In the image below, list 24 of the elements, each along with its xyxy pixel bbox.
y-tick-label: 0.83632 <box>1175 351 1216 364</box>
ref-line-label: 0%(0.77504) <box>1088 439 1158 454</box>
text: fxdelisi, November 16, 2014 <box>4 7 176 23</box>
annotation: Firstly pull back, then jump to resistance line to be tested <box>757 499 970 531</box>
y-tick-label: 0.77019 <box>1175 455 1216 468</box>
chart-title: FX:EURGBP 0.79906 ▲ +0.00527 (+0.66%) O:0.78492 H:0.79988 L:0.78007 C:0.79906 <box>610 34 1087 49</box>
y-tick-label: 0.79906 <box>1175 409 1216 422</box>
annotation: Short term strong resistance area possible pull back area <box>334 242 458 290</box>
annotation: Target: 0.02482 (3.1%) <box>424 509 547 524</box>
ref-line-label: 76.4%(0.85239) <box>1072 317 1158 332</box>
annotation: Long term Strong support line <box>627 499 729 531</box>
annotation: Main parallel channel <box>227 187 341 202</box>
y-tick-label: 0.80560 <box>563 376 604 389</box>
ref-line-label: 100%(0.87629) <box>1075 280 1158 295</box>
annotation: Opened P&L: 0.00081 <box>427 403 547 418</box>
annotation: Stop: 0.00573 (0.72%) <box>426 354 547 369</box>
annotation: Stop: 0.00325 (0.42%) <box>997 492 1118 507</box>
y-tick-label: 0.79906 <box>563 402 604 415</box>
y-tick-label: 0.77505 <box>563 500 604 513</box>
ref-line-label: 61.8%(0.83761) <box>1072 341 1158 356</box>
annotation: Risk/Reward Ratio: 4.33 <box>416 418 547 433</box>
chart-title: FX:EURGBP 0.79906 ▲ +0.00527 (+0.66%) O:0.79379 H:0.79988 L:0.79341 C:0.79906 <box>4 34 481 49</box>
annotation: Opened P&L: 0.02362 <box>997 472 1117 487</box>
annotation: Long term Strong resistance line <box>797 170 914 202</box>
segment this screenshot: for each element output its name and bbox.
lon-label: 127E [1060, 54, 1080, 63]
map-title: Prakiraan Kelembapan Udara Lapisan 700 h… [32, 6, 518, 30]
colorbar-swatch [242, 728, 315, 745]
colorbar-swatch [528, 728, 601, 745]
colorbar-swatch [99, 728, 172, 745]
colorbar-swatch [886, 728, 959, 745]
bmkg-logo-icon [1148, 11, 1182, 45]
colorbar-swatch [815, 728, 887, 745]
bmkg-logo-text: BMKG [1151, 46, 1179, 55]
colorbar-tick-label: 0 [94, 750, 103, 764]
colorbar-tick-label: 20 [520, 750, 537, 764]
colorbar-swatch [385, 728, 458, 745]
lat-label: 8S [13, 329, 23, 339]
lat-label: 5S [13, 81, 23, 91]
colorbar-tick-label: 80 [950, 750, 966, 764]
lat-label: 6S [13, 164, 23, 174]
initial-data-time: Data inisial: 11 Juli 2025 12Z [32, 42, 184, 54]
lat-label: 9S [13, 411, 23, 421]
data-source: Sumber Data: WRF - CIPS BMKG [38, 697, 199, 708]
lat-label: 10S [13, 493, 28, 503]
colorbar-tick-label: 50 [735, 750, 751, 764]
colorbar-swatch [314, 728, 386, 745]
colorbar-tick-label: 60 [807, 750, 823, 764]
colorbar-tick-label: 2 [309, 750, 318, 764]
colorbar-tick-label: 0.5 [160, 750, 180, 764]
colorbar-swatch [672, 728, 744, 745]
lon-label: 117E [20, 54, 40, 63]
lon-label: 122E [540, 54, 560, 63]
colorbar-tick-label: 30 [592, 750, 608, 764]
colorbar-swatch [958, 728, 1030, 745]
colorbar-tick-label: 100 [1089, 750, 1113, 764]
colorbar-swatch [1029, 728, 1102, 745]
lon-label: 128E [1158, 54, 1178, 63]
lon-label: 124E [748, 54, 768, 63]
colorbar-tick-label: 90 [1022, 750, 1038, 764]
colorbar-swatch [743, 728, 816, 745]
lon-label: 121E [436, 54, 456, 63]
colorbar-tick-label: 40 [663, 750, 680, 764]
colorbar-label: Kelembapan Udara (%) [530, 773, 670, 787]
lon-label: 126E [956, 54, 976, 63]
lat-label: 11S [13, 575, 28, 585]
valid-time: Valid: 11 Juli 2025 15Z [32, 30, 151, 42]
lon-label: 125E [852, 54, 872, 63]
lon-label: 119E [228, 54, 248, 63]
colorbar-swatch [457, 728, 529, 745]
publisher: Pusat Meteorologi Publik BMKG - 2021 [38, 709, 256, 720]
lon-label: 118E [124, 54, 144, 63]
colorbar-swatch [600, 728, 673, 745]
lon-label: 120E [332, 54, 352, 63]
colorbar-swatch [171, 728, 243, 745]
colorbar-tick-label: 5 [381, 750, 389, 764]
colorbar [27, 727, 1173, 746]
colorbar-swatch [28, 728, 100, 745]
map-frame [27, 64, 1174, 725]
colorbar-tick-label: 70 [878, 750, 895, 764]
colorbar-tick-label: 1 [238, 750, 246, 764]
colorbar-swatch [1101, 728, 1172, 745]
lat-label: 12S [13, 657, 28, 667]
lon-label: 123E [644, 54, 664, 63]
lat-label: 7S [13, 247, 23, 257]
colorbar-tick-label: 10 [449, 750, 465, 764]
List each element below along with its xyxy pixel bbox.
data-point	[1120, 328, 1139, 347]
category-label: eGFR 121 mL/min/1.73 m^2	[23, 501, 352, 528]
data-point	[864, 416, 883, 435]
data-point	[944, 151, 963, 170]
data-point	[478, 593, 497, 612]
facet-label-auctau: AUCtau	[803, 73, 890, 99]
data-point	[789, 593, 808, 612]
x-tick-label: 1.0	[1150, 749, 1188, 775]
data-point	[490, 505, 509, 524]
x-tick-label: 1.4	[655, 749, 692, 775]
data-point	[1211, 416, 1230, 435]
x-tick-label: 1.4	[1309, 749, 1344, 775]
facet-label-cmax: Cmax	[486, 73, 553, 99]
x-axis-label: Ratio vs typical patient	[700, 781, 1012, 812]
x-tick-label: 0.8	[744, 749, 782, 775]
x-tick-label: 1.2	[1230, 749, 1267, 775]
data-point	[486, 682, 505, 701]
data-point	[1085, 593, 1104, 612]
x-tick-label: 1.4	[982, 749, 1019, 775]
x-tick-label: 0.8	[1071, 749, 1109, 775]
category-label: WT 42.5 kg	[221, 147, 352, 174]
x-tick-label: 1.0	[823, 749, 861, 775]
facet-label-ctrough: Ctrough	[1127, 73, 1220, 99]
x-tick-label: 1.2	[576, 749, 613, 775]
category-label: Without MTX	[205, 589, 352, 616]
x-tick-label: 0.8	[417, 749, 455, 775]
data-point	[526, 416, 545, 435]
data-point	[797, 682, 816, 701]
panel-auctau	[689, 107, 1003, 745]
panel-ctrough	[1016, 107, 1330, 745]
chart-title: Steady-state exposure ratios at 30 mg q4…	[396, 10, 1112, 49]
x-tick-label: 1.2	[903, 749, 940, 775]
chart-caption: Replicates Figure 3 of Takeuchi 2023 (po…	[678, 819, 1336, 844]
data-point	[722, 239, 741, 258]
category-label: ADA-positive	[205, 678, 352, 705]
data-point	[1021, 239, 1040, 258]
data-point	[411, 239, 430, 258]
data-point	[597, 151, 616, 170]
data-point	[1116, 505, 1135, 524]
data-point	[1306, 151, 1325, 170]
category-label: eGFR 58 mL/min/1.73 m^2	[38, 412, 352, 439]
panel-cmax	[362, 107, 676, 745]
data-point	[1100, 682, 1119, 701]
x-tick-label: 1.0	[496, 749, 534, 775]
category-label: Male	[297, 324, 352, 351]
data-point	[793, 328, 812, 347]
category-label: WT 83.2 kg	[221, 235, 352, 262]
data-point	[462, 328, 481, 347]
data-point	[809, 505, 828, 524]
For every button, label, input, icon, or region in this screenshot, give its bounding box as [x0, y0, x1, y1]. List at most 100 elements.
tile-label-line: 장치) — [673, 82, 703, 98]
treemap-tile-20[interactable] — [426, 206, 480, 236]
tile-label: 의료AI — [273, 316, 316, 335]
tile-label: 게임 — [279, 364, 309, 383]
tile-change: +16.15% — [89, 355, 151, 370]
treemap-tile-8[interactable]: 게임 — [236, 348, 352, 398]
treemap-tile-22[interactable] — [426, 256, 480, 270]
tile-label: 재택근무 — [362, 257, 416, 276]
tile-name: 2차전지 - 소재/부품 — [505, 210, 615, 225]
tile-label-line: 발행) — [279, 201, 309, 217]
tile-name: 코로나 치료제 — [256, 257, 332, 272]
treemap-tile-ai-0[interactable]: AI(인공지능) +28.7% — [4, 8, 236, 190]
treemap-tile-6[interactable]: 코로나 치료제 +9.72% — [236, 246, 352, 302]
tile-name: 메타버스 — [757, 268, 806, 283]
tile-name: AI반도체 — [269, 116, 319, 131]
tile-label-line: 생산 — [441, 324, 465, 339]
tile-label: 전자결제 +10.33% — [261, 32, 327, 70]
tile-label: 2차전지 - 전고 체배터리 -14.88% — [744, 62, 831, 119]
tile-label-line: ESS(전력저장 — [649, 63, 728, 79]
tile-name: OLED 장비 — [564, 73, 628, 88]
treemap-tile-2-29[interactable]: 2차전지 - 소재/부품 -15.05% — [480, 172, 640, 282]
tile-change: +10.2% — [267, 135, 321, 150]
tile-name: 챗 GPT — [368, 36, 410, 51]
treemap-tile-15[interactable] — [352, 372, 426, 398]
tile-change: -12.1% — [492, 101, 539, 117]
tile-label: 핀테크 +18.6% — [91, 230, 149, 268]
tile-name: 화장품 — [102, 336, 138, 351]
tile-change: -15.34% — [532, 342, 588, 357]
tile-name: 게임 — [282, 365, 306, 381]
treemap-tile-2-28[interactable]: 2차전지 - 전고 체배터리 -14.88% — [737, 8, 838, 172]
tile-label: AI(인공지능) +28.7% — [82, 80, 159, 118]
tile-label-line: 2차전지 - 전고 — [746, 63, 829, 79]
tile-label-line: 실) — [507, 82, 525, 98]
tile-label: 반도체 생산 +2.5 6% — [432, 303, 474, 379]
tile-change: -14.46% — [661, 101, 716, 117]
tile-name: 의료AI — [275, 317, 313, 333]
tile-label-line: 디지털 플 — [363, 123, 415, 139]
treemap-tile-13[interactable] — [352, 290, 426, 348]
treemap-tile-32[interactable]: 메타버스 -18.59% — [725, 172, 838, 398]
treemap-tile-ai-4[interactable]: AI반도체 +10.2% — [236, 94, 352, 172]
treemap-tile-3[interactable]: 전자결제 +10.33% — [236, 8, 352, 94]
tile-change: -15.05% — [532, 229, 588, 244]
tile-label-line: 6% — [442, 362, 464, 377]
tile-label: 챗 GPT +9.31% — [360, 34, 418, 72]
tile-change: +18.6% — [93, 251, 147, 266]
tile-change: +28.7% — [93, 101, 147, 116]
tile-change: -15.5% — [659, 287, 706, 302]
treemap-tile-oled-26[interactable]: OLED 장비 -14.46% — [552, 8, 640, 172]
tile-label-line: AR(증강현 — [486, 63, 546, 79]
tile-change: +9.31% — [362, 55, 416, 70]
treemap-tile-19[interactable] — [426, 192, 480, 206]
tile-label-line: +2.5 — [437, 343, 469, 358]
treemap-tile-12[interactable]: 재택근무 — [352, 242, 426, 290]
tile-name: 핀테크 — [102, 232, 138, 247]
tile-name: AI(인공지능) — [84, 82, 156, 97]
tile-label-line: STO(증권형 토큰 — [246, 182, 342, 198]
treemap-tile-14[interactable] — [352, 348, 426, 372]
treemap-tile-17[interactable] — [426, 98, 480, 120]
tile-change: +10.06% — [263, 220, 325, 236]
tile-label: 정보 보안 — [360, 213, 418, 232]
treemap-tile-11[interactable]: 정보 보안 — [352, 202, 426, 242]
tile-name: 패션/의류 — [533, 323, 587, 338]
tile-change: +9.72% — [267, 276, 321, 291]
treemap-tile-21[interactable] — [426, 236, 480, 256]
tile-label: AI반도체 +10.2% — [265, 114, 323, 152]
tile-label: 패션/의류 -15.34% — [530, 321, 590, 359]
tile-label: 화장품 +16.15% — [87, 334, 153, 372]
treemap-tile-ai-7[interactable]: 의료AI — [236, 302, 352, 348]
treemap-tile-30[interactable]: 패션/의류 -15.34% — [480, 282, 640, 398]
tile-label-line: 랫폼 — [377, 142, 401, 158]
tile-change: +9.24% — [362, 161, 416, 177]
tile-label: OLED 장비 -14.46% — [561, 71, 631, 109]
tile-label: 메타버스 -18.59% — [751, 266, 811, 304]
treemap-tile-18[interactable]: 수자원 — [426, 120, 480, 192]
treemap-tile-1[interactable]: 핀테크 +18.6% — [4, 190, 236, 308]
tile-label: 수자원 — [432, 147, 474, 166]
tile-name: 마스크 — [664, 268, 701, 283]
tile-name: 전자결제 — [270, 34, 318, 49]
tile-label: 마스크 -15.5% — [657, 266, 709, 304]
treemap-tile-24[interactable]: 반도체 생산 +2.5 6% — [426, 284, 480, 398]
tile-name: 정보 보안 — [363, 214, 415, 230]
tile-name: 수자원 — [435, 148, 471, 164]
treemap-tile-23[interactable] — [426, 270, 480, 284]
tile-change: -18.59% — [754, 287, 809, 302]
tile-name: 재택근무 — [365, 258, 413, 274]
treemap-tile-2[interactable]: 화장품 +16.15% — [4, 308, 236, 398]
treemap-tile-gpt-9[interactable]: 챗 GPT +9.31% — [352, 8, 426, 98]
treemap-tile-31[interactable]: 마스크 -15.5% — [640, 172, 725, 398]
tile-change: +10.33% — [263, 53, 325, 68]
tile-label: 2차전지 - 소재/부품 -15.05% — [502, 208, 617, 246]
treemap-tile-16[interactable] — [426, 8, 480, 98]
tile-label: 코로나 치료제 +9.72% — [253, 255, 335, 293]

*****

### INSTRUCTION
Print the lines of the records exactly as they appear, beginning with the first line of the records and stopping after the line that contains "y-tick-label: 0.80560 <box>563".

### THE SOLUTION
In the image below, list 24 of the elements, each along with its xyxy pixel bbox.
y-tick-label: 0.83632 <box>1175 351 1216 364</box>
ref-line-label: 0%(0.77504) <box>1088 439 1158 454</box>
text: fxdelisi, November 16, 2014 <box>4 7 176 23</box>
annotation: Firstly pull back, then jump to resistance line to be tested <box>757 499 970 531</box>
y-tick-label: 0.77019 <box>1175 455 1216 468</box>
chart-title: FX:EURGBP 0.79906 ▲ +0.00527 (+0.66%) O:0.78492 H:0.79988 L:0.78007 C:0.79906 <box>610 34 1087 49</box>
y-tick-label: 0.79906 <box>1175 409 1216 422</box>
annotation: Short term strong resistance area possible pull back area <box>334 242 458 290</box>
annotation: Target: 0.02482 (3.1%) <box>424 509 547 524</box>
ref-line-label: 76.4%(0.85239) <box>1072 317 1158 332</box>
annotation: Long term Strong support line <box>627 499 729 531</box>
annotation: Main parallel channel <box>227 187 341 202</box>
y-tick-label: 0.80560 <box>563 376 604 389</box>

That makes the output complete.